[Written problem] Report the count of lines below that include "data", without any other text.

[Extracted entries]
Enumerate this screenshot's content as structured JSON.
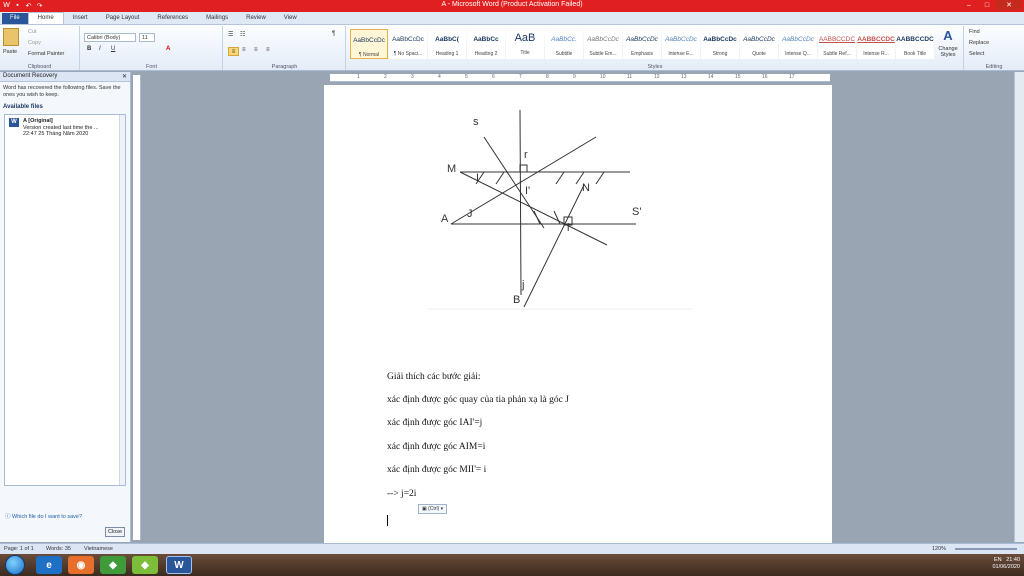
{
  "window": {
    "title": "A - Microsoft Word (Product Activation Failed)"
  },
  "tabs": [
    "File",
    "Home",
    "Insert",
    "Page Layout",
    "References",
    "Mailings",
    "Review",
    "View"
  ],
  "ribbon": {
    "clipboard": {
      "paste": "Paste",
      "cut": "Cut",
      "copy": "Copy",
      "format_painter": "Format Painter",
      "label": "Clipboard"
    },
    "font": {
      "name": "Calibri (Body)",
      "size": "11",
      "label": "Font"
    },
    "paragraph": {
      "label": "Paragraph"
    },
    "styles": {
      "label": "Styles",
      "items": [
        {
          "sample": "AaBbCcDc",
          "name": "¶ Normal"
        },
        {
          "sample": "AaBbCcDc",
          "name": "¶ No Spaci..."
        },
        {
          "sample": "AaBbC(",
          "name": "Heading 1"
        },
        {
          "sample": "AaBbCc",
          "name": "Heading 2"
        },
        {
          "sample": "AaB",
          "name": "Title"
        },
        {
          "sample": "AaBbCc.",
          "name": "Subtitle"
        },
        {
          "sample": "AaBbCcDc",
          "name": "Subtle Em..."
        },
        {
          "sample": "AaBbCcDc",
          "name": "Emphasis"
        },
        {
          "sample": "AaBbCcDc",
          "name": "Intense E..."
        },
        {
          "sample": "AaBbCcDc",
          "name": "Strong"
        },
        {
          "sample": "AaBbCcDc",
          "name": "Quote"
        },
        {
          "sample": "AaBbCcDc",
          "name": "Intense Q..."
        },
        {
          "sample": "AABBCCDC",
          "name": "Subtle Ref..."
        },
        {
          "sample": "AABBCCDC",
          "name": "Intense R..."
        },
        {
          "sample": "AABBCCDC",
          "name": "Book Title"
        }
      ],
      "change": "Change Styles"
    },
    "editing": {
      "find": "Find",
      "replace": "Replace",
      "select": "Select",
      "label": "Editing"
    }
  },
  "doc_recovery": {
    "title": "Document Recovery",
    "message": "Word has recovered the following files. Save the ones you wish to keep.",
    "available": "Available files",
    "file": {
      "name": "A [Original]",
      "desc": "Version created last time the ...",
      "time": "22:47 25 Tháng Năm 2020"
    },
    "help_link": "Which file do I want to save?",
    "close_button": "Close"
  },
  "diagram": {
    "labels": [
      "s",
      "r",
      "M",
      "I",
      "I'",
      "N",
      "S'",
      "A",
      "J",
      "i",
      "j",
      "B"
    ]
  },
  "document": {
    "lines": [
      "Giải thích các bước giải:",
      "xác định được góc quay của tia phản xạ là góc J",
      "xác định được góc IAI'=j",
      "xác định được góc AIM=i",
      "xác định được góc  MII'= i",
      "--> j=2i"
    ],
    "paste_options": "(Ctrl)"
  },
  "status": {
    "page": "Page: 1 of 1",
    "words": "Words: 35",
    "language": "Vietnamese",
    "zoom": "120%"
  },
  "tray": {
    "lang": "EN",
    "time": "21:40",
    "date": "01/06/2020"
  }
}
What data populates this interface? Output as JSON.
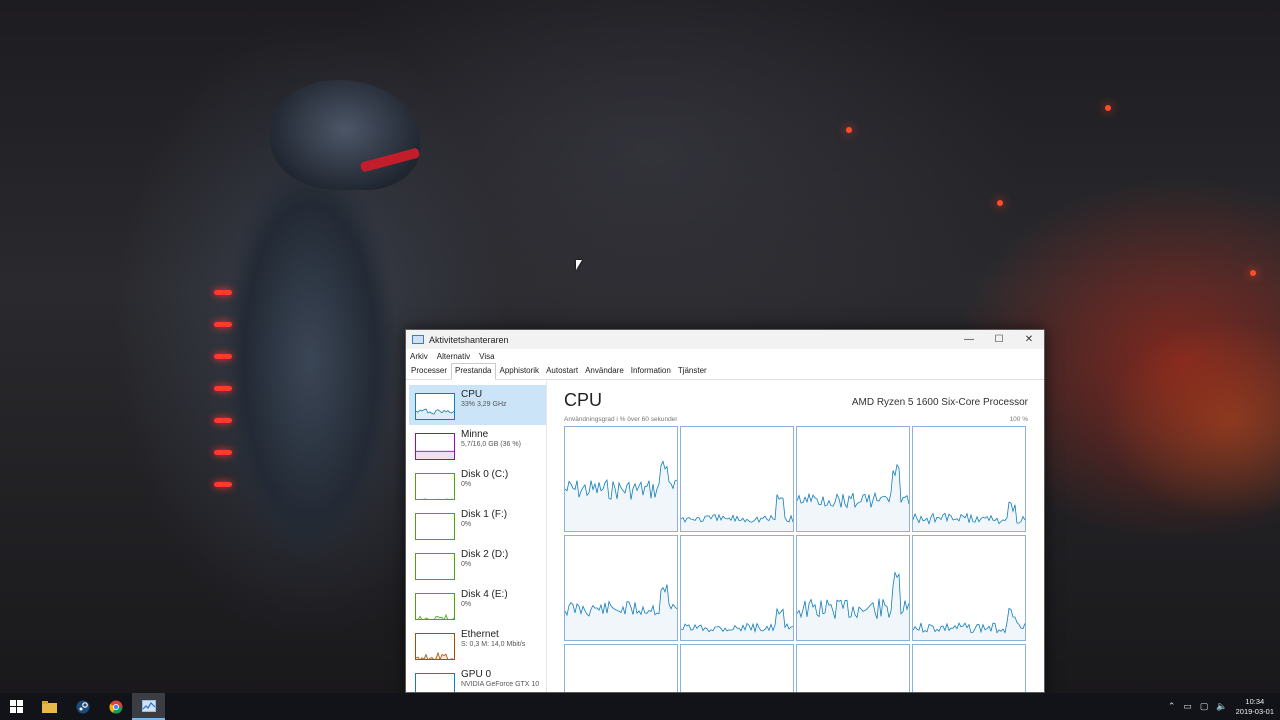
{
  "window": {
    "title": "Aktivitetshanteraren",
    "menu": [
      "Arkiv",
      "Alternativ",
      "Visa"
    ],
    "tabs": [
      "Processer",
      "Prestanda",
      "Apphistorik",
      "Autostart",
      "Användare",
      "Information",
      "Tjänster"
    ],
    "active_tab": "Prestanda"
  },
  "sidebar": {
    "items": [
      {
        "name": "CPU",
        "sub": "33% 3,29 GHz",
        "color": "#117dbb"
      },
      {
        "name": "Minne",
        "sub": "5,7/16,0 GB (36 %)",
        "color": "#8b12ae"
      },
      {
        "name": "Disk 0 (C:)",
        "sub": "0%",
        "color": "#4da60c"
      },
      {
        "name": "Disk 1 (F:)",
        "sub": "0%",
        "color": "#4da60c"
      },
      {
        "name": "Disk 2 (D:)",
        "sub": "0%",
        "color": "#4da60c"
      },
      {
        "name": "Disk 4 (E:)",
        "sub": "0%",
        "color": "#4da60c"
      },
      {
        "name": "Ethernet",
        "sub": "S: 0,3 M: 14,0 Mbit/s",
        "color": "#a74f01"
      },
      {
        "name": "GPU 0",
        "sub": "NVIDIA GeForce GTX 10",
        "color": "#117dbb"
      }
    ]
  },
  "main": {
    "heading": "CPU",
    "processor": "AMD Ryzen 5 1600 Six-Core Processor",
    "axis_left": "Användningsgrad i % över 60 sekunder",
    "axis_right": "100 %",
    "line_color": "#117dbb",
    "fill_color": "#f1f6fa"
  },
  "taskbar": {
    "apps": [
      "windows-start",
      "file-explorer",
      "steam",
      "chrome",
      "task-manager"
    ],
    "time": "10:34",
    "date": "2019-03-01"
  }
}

--

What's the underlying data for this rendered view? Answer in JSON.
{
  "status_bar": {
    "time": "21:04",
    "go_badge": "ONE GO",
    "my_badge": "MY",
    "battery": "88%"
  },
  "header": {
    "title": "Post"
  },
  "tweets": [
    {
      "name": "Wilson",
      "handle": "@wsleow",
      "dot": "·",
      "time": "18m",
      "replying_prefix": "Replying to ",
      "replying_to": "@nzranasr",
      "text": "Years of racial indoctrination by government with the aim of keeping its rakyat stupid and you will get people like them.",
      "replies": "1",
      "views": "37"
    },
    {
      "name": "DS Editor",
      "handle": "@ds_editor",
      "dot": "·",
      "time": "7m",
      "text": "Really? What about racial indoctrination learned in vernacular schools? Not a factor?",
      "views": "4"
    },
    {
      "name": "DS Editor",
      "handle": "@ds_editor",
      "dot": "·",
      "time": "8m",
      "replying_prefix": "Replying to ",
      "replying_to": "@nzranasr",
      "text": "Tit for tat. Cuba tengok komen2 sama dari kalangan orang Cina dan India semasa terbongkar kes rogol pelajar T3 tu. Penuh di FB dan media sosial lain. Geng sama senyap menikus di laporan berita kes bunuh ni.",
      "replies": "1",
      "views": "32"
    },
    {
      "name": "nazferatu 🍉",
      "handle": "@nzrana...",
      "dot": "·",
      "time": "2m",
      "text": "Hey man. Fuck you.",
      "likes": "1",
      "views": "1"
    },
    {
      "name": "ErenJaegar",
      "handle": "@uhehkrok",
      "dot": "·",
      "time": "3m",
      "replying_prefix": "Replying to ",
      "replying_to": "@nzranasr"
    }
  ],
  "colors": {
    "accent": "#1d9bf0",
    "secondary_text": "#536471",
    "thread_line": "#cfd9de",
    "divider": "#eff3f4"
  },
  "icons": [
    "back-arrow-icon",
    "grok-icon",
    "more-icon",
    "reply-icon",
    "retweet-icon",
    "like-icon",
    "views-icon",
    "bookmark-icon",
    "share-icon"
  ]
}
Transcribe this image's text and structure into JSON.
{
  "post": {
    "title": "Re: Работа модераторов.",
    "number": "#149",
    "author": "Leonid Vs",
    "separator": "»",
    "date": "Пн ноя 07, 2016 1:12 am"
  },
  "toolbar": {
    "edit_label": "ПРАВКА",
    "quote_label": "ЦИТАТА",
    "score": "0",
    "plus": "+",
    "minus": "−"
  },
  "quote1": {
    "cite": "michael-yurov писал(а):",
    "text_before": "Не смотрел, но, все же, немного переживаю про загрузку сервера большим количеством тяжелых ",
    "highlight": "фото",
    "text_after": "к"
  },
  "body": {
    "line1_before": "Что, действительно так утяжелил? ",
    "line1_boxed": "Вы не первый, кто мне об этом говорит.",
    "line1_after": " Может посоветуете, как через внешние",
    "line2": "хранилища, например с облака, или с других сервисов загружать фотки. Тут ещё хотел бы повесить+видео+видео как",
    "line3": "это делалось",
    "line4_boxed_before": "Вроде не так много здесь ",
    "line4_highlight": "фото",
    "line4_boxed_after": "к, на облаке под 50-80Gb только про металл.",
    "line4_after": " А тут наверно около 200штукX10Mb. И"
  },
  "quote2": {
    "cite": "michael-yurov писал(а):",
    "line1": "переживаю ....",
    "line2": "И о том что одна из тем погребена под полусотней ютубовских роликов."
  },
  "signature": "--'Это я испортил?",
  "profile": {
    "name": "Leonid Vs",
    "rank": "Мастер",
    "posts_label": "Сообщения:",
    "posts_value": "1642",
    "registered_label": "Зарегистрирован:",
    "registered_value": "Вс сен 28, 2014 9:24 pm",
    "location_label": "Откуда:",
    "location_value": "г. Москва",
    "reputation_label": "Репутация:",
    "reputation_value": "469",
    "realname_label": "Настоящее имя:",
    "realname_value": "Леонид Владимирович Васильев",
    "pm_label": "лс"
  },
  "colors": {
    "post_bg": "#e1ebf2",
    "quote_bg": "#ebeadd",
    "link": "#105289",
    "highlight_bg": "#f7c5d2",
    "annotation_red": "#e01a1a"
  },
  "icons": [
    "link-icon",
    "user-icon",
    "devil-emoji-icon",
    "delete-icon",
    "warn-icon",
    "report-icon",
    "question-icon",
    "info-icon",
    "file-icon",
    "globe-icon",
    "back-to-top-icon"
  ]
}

* * *

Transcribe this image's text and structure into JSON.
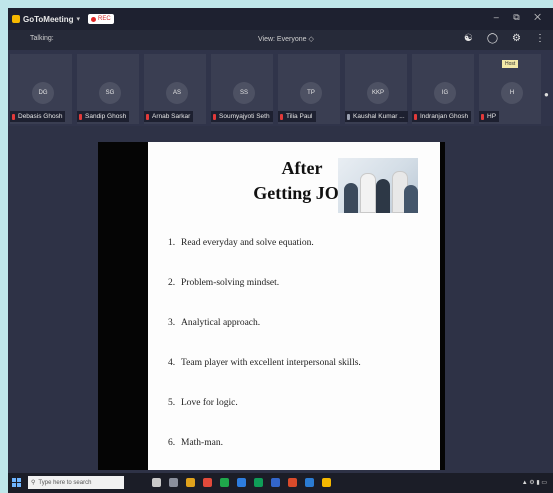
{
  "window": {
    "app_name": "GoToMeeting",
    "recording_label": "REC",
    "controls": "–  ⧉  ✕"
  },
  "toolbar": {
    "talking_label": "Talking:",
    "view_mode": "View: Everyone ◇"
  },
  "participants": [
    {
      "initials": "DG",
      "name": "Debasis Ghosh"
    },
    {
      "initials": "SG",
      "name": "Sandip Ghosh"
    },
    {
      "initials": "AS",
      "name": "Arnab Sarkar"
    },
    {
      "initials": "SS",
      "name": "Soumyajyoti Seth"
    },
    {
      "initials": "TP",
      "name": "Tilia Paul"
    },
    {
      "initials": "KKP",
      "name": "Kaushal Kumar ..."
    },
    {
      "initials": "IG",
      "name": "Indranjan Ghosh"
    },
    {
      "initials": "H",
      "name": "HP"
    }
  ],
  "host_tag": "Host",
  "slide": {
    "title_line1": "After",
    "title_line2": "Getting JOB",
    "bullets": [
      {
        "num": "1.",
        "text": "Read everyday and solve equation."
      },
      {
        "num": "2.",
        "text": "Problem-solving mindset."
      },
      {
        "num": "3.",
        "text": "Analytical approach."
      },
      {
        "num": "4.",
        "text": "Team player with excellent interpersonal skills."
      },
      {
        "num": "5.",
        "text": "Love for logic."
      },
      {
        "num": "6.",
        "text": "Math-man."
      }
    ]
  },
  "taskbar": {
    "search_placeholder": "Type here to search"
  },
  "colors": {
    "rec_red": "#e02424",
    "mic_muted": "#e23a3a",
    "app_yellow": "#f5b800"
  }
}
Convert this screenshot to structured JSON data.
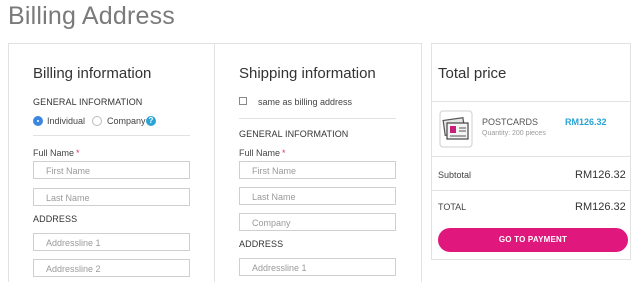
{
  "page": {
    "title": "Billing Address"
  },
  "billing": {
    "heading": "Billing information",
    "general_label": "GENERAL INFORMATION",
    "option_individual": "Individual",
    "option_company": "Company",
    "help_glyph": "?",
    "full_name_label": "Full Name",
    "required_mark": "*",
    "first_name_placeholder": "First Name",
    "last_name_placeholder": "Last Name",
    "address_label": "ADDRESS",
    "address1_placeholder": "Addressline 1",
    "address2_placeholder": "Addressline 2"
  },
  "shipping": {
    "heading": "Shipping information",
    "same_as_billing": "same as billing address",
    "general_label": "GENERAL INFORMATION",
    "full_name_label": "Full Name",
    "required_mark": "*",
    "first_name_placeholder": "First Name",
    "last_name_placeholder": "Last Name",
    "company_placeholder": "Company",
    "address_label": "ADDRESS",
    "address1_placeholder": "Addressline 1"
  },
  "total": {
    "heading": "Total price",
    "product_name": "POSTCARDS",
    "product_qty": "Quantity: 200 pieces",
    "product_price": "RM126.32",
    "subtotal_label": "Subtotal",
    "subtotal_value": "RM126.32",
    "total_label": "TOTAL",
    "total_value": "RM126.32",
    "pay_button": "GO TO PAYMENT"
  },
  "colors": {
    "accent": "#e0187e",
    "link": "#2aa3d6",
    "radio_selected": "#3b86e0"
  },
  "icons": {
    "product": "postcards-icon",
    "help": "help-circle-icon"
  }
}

[Answer for the task] 3